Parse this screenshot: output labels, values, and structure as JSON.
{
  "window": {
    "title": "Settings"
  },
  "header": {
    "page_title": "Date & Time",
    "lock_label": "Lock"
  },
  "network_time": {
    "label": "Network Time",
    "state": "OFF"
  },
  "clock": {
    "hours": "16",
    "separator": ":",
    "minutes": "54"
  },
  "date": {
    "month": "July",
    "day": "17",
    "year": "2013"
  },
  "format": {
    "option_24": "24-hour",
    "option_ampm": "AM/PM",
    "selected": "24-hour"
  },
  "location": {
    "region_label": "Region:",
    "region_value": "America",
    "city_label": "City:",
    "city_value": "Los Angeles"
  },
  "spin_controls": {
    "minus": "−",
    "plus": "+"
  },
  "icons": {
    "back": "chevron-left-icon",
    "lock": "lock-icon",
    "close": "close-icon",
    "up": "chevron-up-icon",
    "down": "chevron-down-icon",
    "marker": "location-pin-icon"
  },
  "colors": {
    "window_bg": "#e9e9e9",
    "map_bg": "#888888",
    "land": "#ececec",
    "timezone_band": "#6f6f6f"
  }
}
_ _ _ _ _
## What this task involves
The lines above should be duplicated exactly.

## Exercise output
Parse this screenshot: output labels, values, and structure as JSON.
{
  "window": {
    "title": "Settings"
  },
  "header": {
    "page_title": "Date & Time",
    "lock_label": "Lock"
  },
  "network_time": {
    "label": "Network Time",
    "state": "OFF"
  },
  "clock": {
    "hours": "16",
    "separator": ":",
    "minutes": "54"
  },
  "date": {
    "month": "July",
    "day": "17",
    "year": "2013"
  },
  "format": {
    "option_24": "24-hour",
    "option_ampm": "AM/PM",
    "selected": "24-hour"
  },
  "location": {
    "region_label": "Region:",
    "region_value": "America",
    "city_label": "City:",
    "city_value": "Los Angeles"
  },
  "spin_controls": {
    "minus": "−",
    "plus": "+"
  },
  "icons": {
    "back": "chevron-left-icon",
    "lock": "lock-icon",
    "close": "close-icon",
    "up": "chevron-up-icon",
    "down": "chevron-down-icon",
    "marker": "location-pin-icon"
  },
  "colors": {
    "window_bg": "#e9e9e9",
    "map_bg": "#888888",
    "land": "#ececec",
    "timezone_band": "#6f6f6f"
  }
}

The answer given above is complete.